(Items listed in a dataset)
>>>

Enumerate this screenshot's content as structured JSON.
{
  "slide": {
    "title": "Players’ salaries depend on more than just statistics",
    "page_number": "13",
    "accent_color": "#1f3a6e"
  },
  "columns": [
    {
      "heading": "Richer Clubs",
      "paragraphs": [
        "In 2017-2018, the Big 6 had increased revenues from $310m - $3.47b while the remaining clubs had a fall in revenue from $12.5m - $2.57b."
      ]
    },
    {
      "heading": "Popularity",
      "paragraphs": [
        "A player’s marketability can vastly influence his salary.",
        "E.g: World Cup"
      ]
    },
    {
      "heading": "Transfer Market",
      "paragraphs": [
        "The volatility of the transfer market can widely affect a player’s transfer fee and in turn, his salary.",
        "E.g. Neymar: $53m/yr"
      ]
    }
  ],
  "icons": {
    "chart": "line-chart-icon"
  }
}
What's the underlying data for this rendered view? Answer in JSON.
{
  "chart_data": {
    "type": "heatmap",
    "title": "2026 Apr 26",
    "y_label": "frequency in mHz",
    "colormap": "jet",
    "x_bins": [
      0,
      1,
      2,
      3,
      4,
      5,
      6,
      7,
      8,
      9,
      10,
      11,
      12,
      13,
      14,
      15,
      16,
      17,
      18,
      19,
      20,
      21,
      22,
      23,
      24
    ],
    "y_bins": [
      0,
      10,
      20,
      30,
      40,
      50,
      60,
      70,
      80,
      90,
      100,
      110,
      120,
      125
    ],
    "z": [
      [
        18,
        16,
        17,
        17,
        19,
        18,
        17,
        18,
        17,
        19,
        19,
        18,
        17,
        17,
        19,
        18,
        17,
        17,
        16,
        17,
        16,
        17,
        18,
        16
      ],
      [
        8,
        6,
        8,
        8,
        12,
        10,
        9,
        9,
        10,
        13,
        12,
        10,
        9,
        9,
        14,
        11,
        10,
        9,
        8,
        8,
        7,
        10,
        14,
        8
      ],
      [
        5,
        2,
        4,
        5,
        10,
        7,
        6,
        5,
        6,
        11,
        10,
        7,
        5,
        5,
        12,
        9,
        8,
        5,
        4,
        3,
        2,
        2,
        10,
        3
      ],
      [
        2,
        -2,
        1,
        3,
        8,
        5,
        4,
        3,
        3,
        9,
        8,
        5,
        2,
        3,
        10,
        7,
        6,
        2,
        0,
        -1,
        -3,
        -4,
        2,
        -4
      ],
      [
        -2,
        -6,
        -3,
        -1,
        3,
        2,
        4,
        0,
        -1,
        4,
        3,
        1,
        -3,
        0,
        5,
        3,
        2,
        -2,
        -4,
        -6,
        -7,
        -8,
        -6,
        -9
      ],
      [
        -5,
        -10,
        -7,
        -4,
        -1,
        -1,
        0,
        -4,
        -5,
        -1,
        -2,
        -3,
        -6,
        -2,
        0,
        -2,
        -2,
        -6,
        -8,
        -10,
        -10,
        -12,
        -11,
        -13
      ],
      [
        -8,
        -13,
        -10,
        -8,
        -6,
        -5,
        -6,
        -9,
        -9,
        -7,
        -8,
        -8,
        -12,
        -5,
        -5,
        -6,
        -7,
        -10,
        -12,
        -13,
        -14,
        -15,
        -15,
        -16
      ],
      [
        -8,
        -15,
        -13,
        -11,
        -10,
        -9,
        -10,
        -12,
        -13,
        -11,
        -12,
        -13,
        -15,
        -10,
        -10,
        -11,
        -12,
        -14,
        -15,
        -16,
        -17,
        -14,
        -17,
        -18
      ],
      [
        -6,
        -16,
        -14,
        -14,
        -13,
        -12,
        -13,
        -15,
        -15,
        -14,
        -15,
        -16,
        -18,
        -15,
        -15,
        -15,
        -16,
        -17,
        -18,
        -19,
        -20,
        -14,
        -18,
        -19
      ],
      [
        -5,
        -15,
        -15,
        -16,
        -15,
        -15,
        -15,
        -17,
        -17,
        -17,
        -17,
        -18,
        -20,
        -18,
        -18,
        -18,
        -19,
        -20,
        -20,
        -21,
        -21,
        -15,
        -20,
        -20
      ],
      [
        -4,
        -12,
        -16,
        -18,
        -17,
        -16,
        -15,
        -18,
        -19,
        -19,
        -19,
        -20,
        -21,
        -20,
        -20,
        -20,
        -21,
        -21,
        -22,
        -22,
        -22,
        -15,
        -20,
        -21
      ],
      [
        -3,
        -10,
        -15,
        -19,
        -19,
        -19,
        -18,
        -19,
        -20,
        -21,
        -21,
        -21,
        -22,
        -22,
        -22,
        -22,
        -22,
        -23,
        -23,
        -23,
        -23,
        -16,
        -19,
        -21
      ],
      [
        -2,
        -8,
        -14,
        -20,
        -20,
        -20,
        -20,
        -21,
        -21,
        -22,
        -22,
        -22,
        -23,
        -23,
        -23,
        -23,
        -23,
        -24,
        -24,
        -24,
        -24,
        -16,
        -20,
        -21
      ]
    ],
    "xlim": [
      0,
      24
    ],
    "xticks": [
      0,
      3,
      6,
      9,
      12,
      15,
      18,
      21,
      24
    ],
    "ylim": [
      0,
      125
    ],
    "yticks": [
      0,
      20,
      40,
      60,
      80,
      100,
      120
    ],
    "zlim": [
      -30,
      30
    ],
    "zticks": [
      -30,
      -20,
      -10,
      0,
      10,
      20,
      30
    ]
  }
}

<<<

• WHAT TO DO
Work out how many lines in the records above contain the word "title", and give only that number.

• SOLUTION TO THIS TASK
2